--- Start Raw records ---
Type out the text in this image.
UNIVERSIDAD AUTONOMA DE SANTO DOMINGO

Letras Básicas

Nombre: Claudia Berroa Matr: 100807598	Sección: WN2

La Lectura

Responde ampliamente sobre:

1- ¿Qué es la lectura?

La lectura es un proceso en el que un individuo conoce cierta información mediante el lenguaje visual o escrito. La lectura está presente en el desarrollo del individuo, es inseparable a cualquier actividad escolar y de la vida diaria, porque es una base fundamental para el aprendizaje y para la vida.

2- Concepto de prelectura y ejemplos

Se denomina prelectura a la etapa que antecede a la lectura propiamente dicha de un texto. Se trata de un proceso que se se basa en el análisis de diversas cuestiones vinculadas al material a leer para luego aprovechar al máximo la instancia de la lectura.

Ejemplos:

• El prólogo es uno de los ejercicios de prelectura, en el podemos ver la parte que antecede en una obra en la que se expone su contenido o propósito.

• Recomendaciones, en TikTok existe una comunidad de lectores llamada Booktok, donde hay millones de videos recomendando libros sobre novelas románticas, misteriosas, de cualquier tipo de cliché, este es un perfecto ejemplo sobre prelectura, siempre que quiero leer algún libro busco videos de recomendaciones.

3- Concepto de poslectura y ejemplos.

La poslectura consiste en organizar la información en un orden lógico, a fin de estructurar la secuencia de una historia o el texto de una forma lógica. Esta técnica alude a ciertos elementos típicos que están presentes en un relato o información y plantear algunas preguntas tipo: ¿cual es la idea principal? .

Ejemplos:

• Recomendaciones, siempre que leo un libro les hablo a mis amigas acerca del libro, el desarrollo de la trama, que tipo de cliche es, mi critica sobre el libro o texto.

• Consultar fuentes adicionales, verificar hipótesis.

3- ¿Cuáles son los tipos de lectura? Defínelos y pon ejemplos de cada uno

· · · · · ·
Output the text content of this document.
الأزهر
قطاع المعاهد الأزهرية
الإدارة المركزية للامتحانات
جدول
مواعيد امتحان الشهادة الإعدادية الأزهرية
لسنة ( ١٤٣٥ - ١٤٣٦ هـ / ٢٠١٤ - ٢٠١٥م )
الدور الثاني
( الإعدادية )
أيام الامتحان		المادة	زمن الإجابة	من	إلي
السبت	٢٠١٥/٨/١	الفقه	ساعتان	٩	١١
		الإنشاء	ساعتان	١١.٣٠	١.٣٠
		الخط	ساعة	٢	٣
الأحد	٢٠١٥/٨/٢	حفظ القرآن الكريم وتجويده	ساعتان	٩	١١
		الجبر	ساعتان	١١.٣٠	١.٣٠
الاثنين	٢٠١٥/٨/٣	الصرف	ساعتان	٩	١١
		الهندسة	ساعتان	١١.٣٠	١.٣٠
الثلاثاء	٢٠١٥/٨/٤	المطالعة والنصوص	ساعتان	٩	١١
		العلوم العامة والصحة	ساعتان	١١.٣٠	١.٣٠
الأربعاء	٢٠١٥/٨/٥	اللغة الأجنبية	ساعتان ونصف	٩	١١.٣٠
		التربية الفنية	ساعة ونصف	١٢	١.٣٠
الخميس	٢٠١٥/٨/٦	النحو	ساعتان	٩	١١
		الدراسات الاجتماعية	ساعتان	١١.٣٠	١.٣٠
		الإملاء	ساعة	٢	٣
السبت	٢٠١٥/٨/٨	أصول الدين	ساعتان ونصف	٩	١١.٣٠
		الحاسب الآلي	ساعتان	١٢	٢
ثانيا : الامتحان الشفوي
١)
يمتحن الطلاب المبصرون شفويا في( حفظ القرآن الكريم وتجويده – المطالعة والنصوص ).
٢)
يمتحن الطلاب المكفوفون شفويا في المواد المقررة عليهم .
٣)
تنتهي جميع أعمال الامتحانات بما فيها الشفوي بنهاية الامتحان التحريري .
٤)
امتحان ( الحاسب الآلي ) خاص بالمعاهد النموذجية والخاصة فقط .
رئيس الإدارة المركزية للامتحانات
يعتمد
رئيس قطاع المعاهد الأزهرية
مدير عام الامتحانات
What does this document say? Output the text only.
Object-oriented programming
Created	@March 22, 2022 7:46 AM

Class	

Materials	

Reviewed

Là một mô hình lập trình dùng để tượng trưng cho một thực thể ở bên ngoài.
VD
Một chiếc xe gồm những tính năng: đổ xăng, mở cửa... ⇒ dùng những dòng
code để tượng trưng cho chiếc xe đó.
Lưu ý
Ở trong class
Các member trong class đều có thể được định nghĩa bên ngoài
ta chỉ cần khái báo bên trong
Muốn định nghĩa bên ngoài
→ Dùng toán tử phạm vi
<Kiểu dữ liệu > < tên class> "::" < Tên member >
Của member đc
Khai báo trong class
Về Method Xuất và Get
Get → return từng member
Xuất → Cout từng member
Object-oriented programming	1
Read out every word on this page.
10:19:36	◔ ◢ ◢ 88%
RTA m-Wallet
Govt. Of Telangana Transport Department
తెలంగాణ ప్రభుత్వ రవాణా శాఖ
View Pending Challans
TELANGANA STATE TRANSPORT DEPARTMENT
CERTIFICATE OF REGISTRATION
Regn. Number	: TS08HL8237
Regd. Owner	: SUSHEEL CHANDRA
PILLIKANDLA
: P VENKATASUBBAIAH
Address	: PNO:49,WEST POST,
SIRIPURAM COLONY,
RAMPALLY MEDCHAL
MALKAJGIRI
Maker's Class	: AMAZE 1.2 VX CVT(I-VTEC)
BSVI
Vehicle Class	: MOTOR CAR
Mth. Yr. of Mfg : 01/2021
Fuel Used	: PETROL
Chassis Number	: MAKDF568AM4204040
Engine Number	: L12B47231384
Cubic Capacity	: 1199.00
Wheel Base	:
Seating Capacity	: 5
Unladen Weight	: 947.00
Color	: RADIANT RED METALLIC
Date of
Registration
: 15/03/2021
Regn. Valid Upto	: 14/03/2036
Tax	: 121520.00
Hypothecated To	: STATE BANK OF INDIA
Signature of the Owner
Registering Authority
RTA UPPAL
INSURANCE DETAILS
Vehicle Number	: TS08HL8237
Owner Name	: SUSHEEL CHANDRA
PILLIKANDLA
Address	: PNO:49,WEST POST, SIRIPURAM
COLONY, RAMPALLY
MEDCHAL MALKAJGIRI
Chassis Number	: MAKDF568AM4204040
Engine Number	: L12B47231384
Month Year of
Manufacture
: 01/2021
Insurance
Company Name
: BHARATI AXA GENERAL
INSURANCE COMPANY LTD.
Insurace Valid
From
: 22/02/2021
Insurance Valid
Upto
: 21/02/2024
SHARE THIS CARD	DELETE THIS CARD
--- End Raw records ---
- **What is asked**
Retype the data in full and match it exactly.

- **Finished exercise**
Type out the text in this image.
UNIVERSIDAD AUTONOMA DE SANTO DOMINGO

Letras Básicas

Nombre: Claudia Berroa Matr: 100807598	Sección: WN2

La Lectura

Responde ampliamente sobre:

1- ¿Qué es la lectura?

La lectura es un proceso en el que un individuo conoce cierta información mediante el lenguaje visual o escrito. La lectura está presente en el desarrollo del individuo, es inseparable a cualquier actividad escolar y de la vida diaria, porque es una base fundamental para el aprendizaje y para la vida.

2- Concepto de prelectura y ejemplos

Se denomina prelectura a la etapa que antecede a la lectura propiamente dicha de un texto. Se trata de un proceso que se se basa en el análisis de diversas cuestiones vinculadas al material a leer para luego aprovechar al máximo la instancia de la lectura.

Ejemplos:

• El prólogo es uno de los ejercicios de prelectura, en el podemos ver la parte que antecede en una obra en la que se expone su contenido o propósito.

• Recomendaciones, en TikTok existe una comunidad de lectores llamada Booktok, donde hay millones de videos recomendando libros sobre novelas románticas, misteriosas, de cualquier tipo de cliché, este es un perfecto ejemplo sobre prelectura, siempre que quiero leer algún libro busco videos de recomendaciones.

3- Concepto de poslectura y ejemplos.

La poslectura consiste en organizar la información en un orden lógico, a fin de estructurar la secuencia de una historia o el texto de una forma lógica. Esta técnica alude a ciertos elementos típicos que están presentes en un relato o información y plantear algunas preguntas tipo: ¿cual es la idea principal? .

Ejemplos:

• Recomendaciones, siempre que leo un libro les hablo a mis amigas acerca del libro, el desarrollo de la trama, que tipo de cliche es, mi critica sobre el libro o texto.

• Consultar fuentes adicionales, verificar hipótesis.

3- ¿Cuáles son los tipos de lectura? Defínelos y pon ejemplos de cada uno

· · · · · ·
Output the text content of this document.
الأزهر
قطاع المعاهد الأزهرية
الإدارة المركزية للامتحانات
جدول
مواعيد امتحان الشهادة الإعدادية الأزهرية
لسنة ( ١٤٣٥ - ١٤٣٦ هـ / ٢٠١٤ - ٢٠١٥م )
الدور الثاني
( الإعدادية )
أيام الامتحان		المادة	زمن الإجابة	من	إلي
السبت	٢٠١٥/٨/١	الفقه	ساعتان	٩	١١
		الإنشاء	ساعتان	١١.٣٠	١.٣٠
		الخط	ساعة	٢	٣
الأحد	٢٠١٥/٨/٢	حفظ القرآن الكريم وتجويده	ساعتان	٩	١١
		الجبر	ساعتان	١١.٣٠	١.٣٠
الاثنين	٢٠١٥/٨/٣	الصرف	ساعتان	٩	١١
		الهندسة	ساعتان	١١.٣٠	١.٣٠
الثلاثاء	٢٠١٥/٨/٤	المطالعة والنصوص	ساعتان	٩	١١
		العلوم العامة والصحة	ساعتان	١١.٣٠	١.٣٠
الأربعاء	٢٠١٥/٨/٥	اللغة الأجنبية	ساعتان ونصف	٩	١١.٣٠
		التربية الفنية	ساعة ونصف	١٢	١.٣٠
الخميس	٢٠١٥/٨/٦	النحو	ساعتان	٩	١١
		الدراسات الاجتماعية	ساعتان	١١.٣٠	١.٣٠
		الإملاء	ساعة	٢	٣
السبت	٢٠١٥/٨/٨	أصول الدين	ساعتان ونصف	٩	١١.٣٠
		الحاسب الآلي	ساعتان	١٢	٢
ثانيا : الامتحان الشفوي
١)
يمتحن الطلاب المبصرون شفويا في( حفظ القرآن الكريم وتجويده – المطالعة والنصوص ).
٢)
يمتحن الطلاب المكفوفون شفويا في المواد المقررة عليهم .
٣)
تنتهي جميع أعمال الامتحانات بما فيها الشفوي بنهاية الامتحان التحريري .
٤)
امتحان ( الحاسب الآلي ) خاص بالمعاهد النموذجية والخاصة فقط .
رئيس الإدارة المركزية للامتحانات
يعتمد
رئيس قطاع المعاهد الأزهرية
مدير عام الامتحانات
What does this document say? Output the text only.
Object-oriented programming
Created	@March 22, 2022 7:46 AM

Class	

Materials	

Reviewed

Là một mô hình lập trình dùng để tượng trưng cho một thực thể ở bên ngoài.
VD
Một chiếc xe gồm những tính năng: đổ xăng, mở cửa... ⇒ dùng những dòng
code để tượng trưng cho chiếc xe đó.
Lưu ý
Ở trong class
Các member trong class đều có thể được định nghĩa bên ngoài
ta chỉ cần khái báo bên trong
Muốn định nghĩa bên ngoài
→ Dùng toán tử phạm vi
<Kiểu dữ liệu > < tên class> "::" < Tên member >
Của member đc
Khai báo trong class
Về Method Xuất và Get
Get → return từng member
Xuất → Cout từng member
Object-oriented programming	1
Read out every word on this page.
10:19:36	◔ ◢ ◢ 88%
RTA m-Wallet
Govt. Of Telangana Transport Department
తెలంగాణ ప్రభుత్వ రవాణా శాఖ
View Pending Challans
TELANGANA STATE TRANSPORT DEPARTMENT
CERTIFICATE OF REGISTRATION
Regn. Number	: TS08HL8237
Regd. Owner	: SUSHEEL CHANDRA
PILLIKANDLA
: P VENKATASUBBAIAH
Address	: PNO:49,WEST POST,
SIRIPURAM COLONY,
RAMPALLY MEDCHAL
MALKAJGIRI
Maker's Class	: AMAZE 1.2 VX CVT(I-VTEC)
BSVI
Vehicle Class	: MOTOR CAR
Mth. Yr. of Mfg : 01/2021
Fuel Used	: PETROL
Chassis Number	: MAKDF568AM4204040
Engine Number	: L12B47231384
Cubic Capacity	: 1199.00
Wheel Base	:
Seating Capacity	: 5
Unladen Weight	: 947.00
Color	: RADIANT RED METALLIC
Date of
Registration
: 15/03/2021
Regn. Valid Upto	: 14/03/2036
Tax	: 121520.00
Hypothecated To	: STATE BANK OF INDIA
Signature of the Owner
Registering Authority
RTA UPPAL
INSURANCE DETAILS
Vehicle Number	: TS08HL8237
Owner Name	: SUSHEEL CHANDRA
PILLIKANDLA
Address	: PNO:49,WEST POST, SIRIPURAM
COLONY, RAMPALLY
MEDCHAL MALKAJGIRI
Chassis Number	: MAKDF568AM4204040
Engine Number	: L12B47231384
Month Year of
Manufacture
: 01/2021
Insurance
Company Name
: BHARATI AXA GENERAL
INSURANCE COMPANY LTD.
Insurace Valid
From
: 22/02/2021
Insurance Valid
Upto
: 21/02/2024
SHARE THIS CARD	DELETE THIS CARD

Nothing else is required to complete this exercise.